#### WHAT IS EXPECTED
Filter the data below for the string "screenshot" and copy each matching line.

#### RECORDED DATA
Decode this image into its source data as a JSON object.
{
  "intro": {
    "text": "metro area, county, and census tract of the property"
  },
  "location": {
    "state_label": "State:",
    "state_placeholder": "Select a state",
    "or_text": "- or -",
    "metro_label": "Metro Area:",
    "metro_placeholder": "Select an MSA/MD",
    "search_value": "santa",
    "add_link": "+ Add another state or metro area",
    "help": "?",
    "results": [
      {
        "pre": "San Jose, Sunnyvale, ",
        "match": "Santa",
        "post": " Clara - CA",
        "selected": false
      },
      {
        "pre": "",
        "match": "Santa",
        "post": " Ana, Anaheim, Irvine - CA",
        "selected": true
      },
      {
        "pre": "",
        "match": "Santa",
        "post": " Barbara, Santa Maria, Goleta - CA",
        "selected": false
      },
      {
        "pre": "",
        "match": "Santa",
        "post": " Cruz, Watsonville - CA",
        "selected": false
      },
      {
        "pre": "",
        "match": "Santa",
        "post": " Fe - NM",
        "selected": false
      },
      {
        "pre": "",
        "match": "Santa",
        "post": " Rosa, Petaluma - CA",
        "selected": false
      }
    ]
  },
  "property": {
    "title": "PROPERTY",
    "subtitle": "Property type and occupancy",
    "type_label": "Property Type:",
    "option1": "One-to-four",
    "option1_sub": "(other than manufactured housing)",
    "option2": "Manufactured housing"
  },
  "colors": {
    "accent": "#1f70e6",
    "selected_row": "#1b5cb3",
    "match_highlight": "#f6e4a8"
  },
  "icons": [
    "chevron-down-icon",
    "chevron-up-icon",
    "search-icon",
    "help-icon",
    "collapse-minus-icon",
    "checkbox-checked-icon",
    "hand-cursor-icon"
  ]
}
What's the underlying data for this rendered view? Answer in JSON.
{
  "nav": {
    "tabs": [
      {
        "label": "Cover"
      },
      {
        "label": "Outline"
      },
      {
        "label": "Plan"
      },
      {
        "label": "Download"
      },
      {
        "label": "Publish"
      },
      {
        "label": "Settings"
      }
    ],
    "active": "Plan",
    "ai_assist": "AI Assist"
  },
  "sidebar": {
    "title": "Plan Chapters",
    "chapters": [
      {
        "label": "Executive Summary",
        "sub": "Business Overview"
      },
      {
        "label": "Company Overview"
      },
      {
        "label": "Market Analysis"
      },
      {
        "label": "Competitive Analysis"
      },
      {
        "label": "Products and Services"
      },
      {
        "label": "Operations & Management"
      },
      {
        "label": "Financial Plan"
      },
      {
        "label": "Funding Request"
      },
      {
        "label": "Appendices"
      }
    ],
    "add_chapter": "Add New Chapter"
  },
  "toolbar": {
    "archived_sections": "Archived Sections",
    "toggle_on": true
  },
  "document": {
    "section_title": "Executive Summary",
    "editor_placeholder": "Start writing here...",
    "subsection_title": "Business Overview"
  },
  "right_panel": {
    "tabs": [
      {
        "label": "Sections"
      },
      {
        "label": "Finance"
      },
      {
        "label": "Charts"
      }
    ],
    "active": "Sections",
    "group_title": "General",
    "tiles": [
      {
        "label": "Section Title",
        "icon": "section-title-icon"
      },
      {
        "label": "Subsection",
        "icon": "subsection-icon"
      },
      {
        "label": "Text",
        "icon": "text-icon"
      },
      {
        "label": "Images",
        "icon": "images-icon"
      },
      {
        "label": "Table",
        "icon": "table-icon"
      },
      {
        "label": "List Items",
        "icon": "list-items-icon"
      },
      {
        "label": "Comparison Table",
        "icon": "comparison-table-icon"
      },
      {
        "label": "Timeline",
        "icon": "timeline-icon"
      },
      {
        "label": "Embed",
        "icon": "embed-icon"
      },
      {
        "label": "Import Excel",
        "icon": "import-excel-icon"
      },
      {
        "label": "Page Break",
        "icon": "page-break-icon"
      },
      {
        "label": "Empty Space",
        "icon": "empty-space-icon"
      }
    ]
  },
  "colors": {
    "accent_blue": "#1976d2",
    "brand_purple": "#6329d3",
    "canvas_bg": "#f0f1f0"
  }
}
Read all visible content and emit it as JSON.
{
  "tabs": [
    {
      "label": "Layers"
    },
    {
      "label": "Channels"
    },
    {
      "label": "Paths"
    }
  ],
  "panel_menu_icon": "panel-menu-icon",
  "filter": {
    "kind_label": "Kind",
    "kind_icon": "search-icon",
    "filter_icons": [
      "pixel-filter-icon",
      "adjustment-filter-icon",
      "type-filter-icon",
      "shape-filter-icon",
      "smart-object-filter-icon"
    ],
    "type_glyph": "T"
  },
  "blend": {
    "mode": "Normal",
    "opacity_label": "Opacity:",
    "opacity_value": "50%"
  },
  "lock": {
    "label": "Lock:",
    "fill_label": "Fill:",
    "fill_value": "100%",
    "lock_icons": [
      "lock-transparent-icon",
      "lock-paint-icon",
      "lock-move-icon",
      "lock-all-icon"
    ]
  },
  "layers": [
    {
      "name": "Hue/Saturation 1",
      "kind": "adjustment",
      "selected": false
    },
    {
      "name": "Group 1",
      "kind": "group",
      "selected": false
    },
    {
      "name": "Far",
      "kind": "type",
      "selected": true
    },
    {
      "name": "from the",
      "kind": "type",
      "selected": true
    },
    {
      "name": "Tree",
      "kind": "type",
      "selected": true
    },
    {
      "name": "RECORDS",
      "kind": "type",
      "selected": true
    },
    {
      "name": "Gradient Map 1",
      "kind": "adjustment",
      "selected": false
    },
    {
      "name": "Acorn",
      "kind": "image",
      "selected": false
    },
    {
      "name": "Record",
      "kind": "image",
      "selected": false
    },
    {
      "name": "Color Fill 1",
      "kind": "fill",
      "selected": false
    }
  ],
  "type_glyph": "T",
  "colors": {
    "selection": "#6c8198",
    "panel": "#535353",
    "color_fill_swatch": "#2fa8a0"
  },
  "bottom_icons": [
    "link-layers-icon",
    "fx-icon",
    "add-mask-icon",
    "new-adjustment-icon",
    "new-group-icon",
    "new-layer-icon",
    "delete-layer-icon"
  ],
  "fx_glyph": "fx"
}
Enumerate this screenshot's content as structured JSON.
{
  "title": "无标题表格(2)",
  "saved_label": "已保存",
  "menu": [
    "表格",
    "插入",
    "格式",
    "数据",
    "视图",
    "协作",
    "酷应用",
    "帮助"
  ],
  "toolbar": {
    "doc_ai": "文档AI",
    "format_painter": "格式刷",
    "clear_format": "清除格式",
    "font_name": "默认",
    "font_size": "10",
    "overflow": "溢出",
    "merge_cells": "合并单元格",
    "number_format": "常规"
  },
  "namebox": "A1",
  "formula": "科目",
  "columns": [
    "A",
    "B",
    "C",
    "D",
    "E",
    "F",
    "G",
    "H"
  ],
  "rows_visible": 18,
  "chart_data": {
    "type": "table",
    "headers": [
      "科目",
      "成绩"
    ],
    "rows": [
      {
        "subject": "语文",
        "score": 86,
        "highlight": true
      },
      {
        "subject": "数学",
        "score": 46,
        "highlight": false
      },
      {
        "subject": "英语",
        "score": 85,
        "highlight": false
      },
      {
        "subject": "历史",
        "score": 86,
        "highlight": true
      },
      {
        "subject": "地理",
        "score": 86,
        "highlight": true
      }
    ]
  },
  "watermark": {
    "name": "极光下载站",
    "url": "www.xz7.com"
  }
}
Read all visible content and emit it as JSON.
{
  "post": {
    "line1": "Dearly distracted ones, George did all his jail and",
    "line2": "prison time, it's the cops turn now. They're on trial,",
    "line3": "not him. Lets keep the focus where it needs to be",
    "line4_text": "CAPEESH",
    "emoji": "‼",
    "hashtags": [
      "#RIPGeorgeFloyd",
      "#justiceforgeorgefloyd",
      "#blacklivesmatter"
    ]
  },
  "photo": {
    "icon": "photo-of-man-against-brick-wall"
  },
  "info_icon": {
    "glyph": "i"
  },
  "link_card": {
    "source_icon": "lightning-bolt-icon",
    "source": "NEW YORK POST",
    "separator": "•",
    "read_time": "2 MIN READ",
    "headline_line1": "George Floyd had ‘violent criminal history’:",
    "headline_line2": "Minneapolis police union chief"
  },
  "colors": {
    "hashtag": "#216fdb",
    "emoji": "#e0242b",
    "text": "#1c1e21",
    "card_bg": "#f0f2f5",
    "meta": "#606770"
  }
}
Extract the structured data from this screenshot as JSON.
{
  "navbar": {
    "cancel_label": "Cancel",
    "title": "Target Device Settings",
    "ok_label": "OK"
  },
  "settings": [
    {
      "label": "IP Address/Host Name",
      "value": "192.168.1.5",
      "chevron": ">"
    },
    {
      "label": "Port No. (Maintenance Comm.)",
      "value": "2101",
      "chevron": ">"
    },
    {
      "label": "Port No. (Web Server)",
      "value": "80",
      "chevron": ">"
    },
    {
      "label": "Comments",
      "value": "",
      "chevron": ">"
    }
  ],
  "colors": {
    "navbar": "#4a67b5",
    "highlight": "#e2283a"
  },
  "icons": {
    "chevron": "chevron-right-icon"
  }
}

#### TASK RESULT
Enumerate this screenshot's content as structured JSON.
Extract the structured data from this screenshot as JSON.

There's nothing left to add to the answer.